Return the lines below that carry the word "entry".

— Begin GIVEN DATA —

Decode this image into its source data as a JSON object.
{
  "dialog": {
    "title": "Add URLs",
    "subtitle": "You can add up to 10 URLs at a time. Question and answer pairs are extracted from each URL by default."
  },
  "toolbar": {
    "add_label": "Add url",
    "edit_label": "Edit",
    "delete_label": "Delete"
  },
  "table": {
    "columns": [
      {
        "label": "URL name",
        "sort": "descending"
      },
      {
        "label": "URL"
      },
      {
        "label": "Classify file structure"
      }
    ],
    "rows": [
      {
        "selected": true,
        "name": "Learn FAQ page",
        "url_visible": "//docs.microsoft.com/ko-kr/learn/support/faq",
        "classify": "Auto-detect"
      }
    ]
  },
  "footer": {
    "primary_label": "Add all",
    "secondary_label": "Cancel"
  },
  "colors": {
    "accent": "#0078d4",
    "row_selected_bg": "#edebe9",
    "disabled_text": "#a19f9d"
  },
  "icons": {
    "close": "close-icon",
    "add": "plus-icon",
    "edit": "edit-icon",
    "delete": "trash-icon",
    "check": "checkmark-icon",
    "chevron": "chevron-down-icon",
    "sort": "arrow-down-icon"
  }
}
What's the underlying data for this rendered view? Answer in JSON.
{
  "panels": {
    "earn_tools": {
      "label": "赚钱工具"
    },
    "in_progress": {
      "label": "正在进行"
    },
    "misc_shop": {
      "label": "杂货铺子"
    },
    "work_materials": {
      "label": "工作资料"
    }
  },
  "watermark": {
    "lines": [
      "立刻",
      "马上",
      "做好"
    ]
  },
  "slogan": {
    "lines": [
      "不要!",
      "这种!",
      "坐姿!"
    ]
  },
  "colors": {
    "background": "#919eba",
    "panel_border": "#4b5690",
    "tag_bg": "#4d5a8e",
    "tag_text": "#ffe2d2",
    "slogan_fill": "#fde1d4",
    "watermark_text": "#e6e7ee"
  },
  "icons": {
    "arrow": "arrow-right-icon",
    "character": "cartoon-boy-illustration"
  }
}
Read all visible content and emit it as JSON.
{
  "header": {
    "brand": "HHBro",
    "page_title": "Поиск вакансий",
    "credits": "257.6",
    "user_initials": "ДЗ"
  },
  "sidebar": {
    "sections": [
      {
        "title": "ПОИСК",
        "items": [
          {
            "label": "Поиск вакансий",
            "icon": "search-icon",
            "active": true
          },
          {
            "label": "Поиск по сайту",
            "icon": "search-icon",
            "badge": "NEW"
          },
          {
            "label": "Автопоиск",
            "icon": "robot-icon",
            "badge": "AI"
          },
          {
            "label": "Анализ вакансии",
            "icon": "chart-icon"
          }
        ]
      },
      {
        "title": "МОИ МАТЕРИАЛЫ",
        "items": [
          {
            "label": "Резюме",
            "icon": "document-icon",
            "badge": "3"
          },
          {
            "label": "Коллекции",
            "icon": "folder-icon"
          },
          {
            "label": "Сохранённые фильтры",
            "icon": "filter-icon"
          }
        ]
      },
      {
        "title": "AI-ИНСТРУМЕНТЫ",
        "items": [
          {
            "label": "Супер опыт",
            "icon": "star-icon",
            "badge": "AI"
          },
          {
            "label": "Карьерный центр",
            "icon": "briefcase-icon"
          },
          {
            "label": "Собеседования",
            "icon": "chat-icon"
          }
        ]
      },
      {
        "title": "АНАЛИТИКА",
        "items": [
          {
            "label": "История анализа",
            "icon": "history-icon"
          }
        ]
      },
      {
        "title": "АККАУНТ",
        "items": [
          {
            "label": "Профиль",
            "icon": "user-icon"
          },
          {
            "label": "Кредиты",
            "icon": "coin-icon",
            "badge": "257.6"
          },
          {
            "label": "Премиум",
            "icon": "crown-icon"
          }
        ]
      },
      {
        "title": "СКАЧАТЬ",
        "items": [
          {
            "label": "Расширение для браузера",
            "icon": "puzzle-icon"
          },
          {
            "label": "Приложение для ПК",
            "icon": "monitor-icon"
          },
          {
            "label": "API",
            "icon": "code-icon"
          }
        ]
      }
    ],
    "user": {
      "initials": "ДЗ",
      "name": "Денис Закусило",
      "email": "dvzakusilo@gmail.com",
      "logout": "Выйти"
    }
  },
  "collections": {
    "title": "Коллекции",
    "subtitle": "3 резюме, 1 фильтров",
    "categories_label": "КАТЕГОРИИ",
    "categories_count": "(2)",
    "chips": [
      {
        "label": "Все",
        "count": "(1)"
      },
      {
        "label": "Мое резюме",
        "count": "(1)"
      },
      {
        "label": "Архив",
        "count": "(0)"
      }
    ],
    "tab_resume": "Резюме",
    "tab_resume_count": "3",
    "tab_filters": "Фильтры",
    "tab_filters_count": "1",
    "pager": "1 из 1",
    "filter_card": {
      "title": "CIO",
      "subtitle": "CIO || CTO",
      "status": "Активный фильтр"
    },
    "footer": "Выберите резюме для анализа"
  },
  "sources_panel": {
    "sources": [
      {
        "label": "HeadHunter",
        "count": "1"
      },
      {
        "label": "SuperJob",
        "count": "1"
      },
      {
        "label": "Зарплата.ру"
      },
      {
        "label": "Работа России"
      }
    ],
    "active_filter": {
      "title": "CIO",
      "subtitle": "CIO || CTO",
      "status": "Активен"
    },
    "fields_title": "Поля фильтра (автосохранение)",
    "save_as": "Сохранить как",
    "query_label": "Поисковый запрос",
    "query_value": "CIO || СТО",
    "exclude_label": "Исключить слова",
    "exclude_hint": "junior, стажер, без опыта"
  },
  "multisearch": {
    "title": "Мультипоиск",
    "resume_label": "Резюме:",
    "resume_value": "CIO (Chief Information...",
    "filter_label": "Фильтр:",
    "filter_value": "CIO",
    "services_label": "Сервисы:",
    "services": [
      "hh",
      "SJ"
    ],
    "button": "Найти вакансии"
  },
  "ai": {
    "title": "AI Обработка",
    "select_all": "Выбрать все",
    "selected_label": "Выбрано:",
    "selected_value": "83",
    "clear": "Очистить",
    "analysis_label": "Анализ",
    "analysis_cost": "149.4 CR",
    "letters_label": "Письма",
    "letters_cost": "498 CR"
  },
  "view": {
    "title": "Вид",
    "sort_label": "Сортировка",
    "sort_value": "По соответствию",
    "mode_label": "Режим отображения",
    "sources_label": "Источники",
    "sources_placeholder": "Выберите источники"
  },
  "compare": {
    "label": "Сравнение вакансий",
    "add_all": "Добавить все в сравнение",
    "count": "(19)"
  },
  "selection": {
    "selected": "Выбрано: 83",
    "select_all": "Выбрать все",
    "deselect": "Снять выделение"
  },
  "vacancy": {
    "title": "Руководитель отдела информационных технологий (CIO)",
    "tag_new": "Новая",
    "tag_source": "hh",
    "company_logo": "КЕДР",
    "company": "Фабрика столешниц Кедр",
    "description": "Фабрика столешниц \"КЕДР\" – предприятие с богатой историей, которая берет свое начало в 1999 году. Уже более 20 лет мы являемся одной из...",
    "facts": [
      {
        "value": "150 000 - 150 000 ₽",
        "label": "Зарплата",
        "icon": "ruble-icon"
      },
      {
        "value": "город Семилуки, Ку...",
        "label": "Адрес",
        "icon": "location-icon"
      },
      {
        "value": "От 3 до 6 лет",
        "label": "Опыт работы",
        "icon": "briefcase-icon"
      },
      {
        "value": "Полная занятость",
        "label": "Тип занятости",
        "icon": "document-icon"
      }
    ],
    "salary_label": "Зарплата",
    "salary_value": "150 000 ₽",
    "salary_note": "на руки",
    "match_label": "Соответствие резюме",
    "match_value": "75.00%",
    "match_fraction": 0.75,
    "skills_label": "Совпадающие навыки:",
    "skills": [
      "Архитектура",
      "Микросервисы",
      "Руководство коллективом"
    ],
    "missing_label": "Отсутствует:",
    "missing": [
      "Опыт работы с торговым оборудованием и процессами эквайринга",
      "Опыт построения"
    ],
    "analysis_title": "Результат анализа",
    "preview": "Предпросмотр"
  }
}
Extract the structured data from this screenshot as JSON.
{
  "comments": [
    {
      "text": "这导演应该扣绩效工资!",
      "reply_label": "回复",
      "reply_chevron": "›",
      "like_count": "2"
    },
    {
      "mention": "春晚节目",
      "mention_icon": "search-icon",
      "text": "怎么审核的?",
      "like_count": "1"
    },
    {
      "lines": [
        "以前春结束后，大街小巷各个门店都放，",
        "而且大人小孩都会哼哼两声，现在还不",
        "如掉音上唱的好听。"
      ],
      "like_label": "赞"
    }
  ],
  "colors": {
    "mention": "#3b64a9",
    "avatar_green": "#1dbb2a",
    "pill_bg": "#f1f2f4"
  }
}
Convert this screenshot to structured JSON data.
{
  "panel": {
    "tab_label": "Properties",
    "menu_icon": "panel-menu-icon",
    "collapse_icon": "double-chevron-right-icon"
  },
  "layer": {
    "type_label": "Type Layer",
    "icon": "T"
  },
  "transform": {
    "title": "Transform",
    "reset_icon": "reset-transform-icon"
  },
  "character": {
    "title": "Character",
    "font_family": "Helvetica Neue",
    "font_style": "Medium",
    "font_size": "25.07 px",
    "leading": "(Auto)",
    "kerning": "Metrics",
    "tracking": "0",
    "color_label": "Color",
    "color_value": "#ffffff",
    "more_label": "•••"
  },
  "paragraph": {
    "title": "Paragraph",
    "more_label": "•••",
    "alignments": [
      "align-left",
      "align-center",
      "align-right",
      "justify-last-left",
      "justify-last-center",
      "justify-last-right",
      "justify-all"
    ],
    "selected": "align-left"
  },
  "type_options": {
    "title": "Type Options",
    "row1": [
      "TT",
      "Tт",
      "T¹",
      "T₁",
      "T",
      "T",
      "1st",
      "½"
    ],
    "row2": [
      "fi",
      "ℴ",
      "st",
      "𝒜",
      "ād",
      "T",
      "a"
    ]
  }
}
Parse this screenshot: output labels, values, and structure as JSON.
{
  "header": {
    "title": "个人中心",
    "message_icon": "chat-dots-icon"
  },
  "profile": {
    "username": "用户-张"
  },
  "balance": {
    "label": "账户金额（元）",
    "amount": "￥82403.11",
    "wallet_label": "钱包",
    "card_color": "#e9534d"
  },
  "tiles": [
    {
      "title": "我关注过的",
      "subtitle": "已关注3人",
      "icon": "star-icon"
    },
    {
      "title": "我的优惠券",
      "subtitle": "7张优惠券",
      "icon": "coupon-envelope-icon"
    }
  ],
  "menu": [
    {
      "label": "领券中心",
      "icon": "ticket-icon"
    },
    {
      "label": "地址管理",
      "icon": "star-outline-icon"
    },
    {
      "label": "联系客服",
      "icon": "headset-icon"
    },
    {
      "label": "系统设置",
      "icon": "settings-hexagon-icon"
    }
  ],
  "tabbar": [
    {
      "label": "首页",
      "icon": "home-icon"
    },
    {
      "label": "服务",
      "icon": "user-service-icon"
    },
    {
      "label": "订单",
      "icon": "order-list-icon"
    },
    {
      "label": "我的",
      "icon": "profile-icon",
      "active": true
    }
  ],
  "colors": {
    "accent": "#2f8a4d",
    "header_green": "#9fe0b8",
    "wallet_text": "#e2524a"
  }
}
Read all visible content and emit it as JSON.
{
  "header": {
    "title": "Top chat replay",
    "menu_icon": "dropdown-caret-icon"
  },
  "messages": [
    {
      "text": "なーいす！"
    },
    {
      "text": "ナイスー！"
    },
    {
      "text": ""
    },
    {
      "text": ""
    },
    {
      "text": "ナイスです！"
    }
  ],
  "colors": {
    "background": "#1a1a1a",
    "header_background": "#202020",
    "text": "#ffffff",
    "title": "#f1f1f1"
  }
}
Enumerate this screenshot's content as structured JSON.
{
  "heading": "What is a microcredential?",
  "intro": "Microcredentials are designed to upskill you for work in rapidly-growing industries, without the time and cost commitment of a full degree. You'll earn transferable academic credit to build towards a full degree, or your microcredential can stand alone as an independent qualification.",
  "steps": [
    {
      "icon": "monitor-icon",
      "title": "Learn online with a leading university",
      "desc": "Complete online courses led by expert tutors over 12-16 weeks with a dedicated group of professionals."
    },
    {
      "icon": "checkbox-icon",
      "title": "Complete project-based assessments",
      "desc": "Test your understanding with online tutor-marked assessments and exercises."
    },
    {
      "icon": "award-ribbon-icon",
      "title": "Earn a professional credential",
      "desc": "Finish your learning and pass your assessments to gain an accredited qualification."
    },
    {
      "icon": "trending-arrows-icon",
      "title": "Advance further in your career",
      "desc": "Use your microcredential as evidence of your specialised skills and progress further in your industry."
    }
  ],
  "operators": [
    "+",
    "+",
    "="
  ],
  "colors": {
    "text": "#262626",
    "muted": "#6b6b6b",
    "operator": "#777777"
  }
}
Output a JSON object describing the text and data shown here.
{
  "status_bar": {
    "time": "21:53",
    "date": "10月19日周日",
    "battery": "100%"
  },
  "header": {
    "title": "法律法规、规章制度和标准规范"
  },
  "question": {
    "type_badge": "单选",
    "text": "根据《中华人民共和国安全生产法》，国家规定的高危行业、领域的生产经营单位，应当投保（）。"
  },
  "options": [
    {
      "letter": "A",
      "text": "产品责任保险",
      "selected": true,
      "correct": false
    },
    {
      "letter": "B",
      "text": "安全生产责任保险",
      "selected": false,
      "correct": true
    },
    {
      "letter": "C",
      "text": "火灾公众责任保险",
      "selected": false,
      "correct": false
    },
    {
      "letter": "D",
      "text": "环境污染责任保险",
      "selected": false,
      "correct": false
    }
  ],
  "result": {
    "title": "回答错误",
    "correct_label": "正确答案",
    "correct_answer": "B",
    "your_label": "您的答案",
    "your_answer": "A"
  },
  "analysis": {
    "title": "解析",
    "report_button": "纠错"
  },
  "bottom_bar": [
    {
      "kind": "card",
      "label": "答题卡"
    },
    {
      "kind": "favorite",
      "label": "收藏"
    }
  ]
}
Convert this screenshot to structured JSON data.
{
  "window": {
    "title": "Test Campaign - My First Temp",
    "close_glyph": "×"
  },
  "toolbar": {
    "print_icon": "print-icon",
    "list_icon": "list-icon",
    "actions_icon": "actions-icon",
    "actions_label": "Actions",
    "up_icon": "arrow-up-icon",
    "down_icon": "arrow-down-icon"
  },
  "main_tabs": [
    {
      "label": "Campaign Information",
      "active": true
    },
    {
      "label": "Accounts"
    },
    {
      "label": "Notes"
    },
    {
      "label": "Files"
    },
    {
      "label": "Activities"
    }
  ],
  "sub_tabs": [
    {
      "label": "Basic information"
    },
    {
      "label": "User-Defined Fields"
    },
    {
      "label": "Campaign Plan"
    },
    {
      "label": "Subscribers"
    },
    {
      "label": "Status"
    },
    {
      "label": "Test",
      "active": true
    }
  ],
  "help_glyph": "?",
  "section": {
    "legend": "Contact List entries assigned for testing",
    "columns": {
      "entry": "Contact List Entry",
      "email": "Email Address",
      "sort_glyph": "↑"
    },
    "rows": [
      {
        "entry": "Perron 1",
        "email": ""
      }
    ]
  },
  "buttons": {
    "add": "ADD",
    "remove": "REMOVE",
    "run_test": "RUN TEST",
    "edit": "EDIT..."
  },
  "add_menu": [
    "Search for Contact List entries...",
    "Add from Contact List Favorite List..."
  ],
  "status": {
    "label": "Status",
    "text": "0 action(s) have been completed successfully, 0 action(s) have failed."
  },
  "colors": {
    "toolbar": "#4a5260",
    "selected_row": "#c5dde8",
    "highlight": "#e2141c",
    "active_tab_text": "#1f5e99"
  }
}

— End GIVEN DATA —

• _RESPONSE_:
      "entry": "Contact List Entry",
        "entry": "Perron 1",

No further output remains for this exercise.